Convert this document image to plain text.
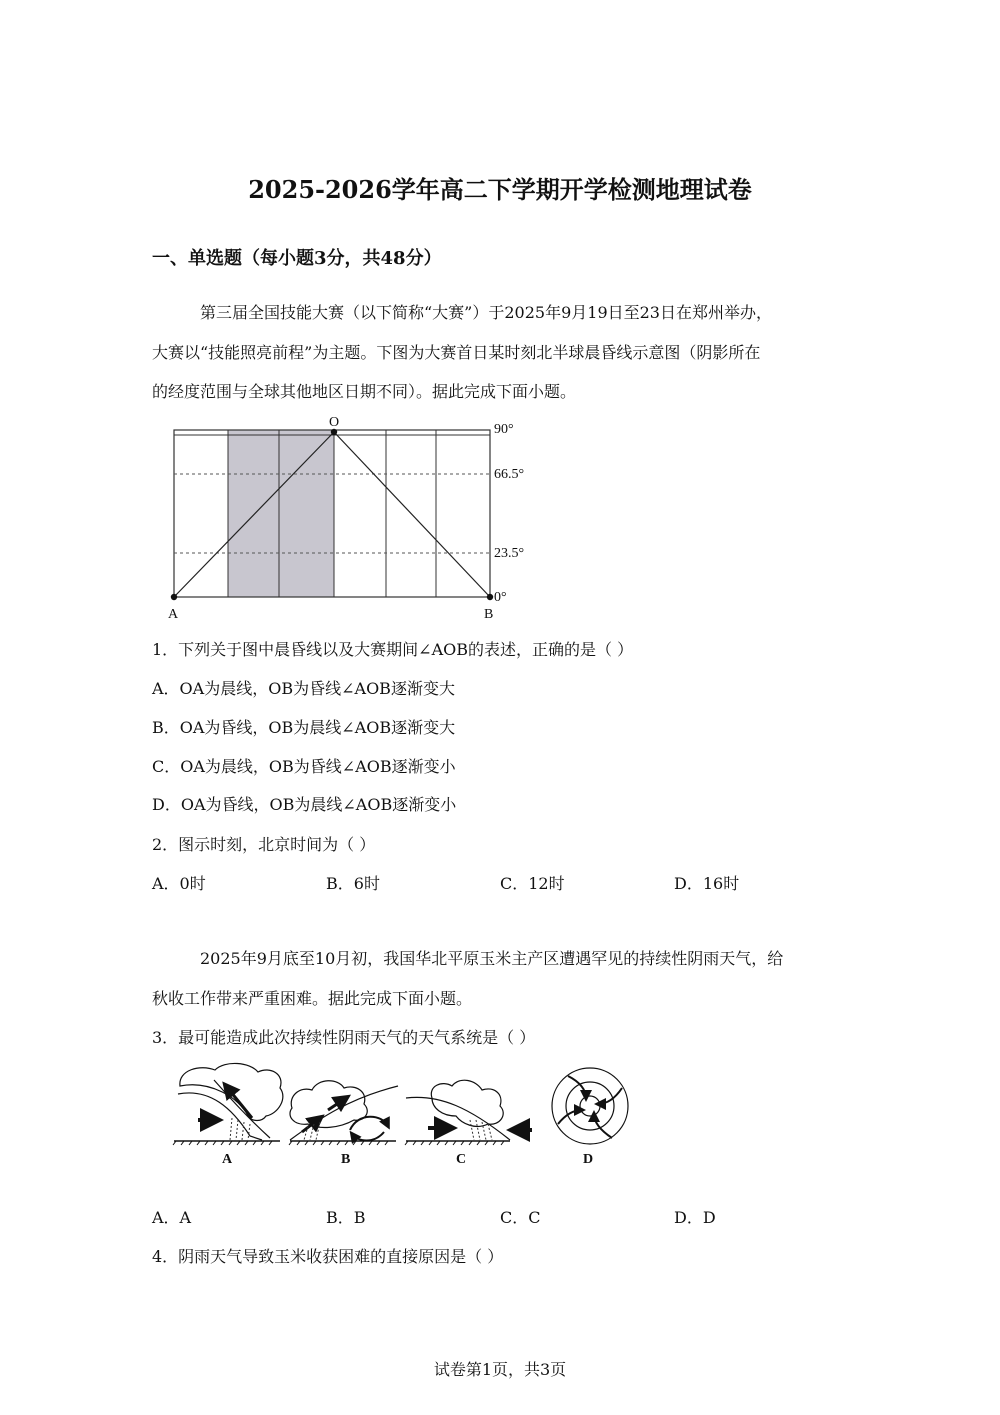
2025-2026学年高二下学期开学检测地理试卷
一、单选题（每小题3分，共48分）
第三届全国技能大赛（以下简称“大赛”）于2025年9月19日至23日在郑州举办，
大赛以“技能照亮前程”为主题。下图为大赛首日某时刻北半球晨昏线示意图（阴影所在
的经度范围与全球其他地区日期不同）。据此完成下面小题。
O
A	B
90°
66.5°
23.5°
0°
1．下列关于图中晨昏线以及大赛期间∠AOB的表述，正确的是（ ）
A．OA为晨线，OB为昏线∠AOB逐渐变大
B．OA为昏线，OB为晨线∠AOB逐渐变大
C．OA为晨线，OB为昏线∠AOB逐渐变小
D．OA为昏线，OB为晨线∠AOB逐渐变小
2．图示时刻，北京时间为（ ）
A．0时	B．6时	C．12时	D．16时
2025年9月底至10月初，我国华北平原玉米主产区遭遇罕见的持续性阴雨天气，给
秋收工作带来严重困难。据此完成下面小题。
3．最可能造成此次持续性阴雨天气的天气系统是（ ）
A	B	C	D
A．A	B．B	C．C	D．D
4．阴雨天气导致玉米收获困难的直接原因是（ ）
试卷第1页，共3页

☆ ☆ ☆

* _TASK TO COMPLETE_:
Go through the listing above and write it out again exactly, dropping the pictures.

* _COMPLETE OUTPUT_:
Convert this document image to plain text.
2025-2026学年高二下学期开学检测地理试卷
一、单选题（每小题3分，共48分）
第三届全国技能大赛（以下简称“大赛”）于2025年9月19日至23日在郑州举办，
大赛以“技能照亮前程”为主题。下图为大赛首日某时刻北半球晨昏线示意图（阴影所在
的经度范围与全球其他地区日期不同）。据此完成下面小题。
O
A	B
90°
66.5°
23.5°
0°
1．下列关于图中晨昏线以及大赛期间∠AOB的表述，正确的是（ ）
A．OA为晨线，OB为昏线∠AOB逐渐变大
B．OA为昏线，OB为晨线∠AOB逐渐变大
C．OA为晨线，OB为昏线∠AOB逐渐变小
D．OA为昏线，OB为晨线∠AOB逐渐变小
2．图示时刻，北京时间为（ ）
A．0时	B．6时	C．12时	D．16时
2025年9月底至10月初，我国华北平原玉米主产区遭遇罕见的持续性阴雨天气，给
秋收工作带来严重困难。据此完成下面小题。
3．最可能造成此次持续性阴雨天气的天气系统是（ ）
A	B	C	D
A．A	B．B	C．C	D．D
4．阴雨天气导致玉米收获困难的直接原因是（ ）
试卷第1页，共3页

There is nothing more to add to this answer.